++++ DATASET ROWS ++++

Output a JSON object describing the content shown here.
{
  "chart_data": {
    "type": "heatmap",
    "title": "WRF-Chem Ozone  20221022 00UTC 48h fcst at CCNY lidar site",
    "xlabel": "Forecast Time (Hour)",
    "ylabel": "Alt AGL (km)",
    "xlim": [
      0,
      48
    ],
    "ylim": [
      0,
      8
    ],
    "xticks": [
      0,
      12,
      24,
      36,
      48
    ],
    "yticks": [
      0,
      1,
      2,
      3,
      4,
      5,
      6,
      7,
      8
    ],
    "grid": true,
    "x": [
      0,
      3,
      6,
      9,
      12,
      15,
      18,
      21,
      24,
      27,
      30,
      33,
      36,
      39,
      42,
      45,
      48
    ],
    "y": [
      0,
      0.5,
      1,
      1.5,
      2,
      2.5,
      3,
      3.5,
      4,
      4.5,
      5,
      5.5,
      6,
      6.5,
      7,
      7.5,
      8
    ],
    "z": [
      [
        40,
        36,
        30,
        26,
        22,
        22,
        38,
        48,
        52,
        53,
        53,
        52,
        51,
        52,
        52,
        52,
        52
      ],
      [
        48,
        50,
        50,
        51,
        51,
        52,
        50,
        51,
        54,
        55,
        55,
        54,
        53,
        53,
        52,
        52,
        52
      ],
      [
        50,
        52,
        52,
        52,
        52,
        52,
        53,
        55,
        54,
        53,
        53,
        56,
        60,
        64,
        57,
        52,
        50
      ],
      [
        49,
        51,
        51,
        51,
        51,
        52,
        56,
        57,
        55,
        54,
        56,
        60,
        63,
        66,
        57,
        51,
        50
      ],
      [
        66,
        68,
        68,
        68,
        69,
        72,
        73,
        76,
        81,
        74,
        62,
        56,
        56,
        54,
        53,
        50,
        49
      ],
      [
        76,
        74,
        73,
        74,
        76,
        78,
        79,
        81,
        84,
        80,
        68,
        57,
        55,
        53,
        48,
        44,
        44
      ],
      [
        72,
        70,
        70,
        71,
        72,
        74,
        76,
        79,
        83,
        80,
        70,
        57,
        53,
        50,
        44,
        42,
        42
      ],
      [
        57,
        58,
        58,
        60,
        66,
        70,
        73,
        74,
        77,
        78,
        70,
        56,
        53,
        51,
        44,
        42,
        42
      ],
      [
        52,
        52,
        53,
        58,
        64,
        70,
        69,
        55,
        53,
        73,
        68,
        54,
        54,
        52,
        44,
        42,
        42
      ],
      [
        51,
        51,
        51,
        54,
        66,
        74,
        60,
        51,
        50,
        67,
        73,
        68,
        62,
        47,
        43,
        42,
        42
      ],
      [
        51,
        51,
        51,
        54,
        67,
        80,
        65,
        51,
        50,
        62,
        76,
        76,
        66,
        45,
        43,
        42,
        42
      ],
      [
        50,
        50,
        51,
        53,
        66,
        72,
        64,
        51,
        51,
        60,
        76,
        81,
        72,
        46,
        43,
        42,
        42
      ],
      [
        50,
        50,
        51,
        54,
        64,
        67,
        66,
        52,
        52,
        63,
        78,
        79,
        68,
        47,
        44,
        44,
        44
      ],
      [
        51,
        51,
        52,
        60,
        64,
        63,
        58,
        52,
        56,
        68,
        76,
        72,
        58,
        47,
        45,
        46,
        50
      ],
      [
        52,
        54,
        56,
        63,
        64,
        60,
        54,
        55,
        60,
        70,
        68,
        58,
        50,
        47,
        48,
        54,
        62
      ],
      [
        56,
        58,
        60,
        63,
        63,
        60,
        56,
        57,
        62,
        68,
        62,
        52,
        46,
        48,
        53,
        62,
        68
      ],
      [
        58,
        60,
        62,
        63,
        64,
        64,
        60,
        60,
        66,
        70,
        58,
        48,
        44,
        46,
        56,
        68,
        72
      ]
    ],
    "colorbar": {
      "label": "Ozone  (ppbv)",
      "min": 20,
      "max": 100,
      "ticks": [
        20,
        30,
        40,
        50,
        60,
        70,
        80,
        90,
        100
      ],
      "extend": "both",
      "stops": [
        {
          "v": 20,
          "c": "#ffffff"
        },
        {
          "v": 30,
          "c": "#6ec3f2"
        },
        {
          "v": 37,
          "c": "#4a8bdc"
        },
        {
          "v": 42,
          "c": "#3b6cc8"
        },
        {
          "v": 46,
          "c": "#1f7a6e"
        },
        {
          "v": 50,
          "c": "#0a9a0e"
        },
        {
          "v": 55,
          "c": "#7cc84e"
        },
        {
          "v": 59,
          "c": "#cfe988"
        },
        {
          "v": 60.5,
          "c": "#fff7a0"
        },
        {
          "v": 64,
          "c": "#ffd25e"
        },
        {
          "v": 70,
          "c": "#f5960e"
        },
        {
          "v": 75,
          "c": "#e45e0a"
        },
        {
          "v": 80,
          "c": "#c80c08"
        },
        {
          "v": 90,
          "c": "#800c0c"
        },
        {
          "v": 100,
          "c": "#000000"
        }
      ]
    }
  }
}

++++

● **TASK INSTRUCTIONS**
The data above must be returned in full, exactly as written.

● **TASK SOLUTION**
Output a JSON object describing the content shown here.
{
  "chart_data": {
    "type": "heatmap",
    "title": "WRF-Chem Ozone  20221022 00UTC 48h fcst at CCNY lidar site",
    "xlabel": "Forecast Time (Hour)",
    "ylabel": "Alt AGL (km)",
    "xlim": [
      0,
      48
    ],
    "ylim": [
      0,
      8
    ],
    "xticks": [
      0,
      12,
      24,
      36,
      48
    ],
    "yticks": [
      0,
      1,
      2,
      3,
      4,
      5,
      6,
      7,
      8
    ],
    "grid": true,
    "x": [
      0,
      3,
      6,
      9,
      12,
      15,
      18,
      21,
      24,
      27,
      30,
      33,
      36,
      39,
      42,
      45,
      48
    ],
    "y": [
      0,
      0.5,
      1,
      1.5,
      2,
      2.5,
      3,
      3.5,
      4,
      4.5,
      5,
      5.5,
      6,
      6.5,
      7,
      7.5,
      8
    ],
    "z": [
      [
        40,
        36,
        30,
        26,
        22,
        22,
        38,
        48,
        52,
        53,
        53,
        52,
        51,
        52,
        52,
        52,
        52
      ],
      [
        48,
        50,
        50,
        51,
        51,
        52,
        50,
        51,
        54,
        55,
        55,
        54,
        53,
        53,
        52,
        52,
        52
      ],
      [
        50,
        52,
        52,
        52,
        52,
        52,
        53,
        55,
        54,
        53,
        53,
        56,
        60,
        64,
        57,
        52,
        50
      ],
      [
        49,
        51,
        51,
        51,
        51,
        52,
        56,
        57,
        55,
        54,
        56,
        60,
        63,
        66,
        57,
        51,
        50
      ],
      [
        66,
        68,
        68,
        68,
        69,
        72,
        73,
        76,
        81,
        74,
        62,
        56,
        56,
        54,
        53,
        50,
        49
      ],
      [
        76,
        74,
        73,
        74,
        76,
        78,
        79,
        81,
        84,
        80,
        68,
        57,
        55,
        53,
        48,
        44,
        44
      ],
      [
        72,
        70,
        70,
        71,
        72,
        74,
        76,
        79,
        83,
        80,
        70,
        57,
        53,
        50,
        44,
        42,
        42
      ],
      [
        57,
        58,
        58,
        60,
        66,
        70,
        73,
        74,
        77,
        78,
        70,
        56,
        53,
        51,
        44,
        42,
        42
      ],
      [
        52,
        52,
        53,
        58,
        64,
        70,
        69,
        55,
        53,
        73,
        68,
        54,
        54,
        52,
        44,
        42,
        42
      ],
      [
        51,
        51,
        51,
        54,
        66,
        74,
        60,
        51,
        50,
        67,
        73,
        68,
        62,
        47,
        43,
        42,
        42
      ],
      [
        51,
        51,
        51,
        54,
        67,
        80,
        65,
        51,
        50,
        62,
        76,
        76,
        66,
        45,
        43,
        42,
        42
      ],
      [
        50,
        50,
        51,
        53,
        66,
        72,
        64,
        51,
        51,
        60,
        76,
        81,
        72,
        46,
        43,
        42,
        42
      ],
      [
        50,
        50,
        51,
        54,
        64,
        67,
        66,
        52,
        52,
        63,
        78,
        79,
        68,
        47,
        44,
        44,
        44
      ],
      [
        51,
        51,
        52,
        60,
        64,
        63,
        58,
        52,
        56,
        68,
        76,
        72,
        58,
        47,
        45,
        46,
        50
      ],
      [
        52,
        54,
        56,
        63,
        64,
        60,
        54,
        55,
        60,
        70,
        68,
        58,
        50,
        47,
        48,
        54,
        62
      ],
      [
        56,
        58,
        60,
        63,
        63,
        60,
        56,
        57,
        62,
        68,
        62,
        52,
        46,
        48,
        53,
        62,
        68
      ],
      [
        58,
        60,
        62,
        63,
        64,
        64,
        60,
        60,
        66,
        70,
        58,
        48,
        44,
        46,
        56,
        68,
        72
      ]
    ],
    "colorbar": {
      "label": "Ozone  (ppbv)",
      "min": 20,
      "max": 100,
      "ticks": [
        20,
        30,
        40,
        50,
        60,
        70,
        80,
        90,
        100
      ],
      "extend": "both",
      "stops": [
        {
          "v": 20,
          "c": "#ffffff"
        },
        {
          "v": 30,
          "c": "#6ec3f2"
        },
        {
          "v": 37,
          "c": "#4a8bdc"
        },
        {
          "v": 42,
          "c": "#3b6cc8"
        },
        {
          "v": 46,
          "c": "#1f7a6e"
        },
        {
          "v": 50,
          "c": "#0a9a0e"
        },
        {
          "v": 55,
          "c": "#7cc84e"
        },
        {
          "v": 59,
          "c": "#cfe988"
        },
        {
          "v": 60.5,
          "c": "#fff7a0"
        },
        {
          "v": 64,
          "c": "#ffd25e"
        },
        {
          "v": 70,
          "c": "#f5960e"
        },
        {
          "v": 75,
          "c": "#e45e0a"
        },
        {
          "v": 80,
          "c": "#c80c08"
        },
        {
          "v": 90,
          "c": "#800c0c"
        },
        {
          "v": 100,
          "c": "#000000"
        }
      ]
    }
  }
}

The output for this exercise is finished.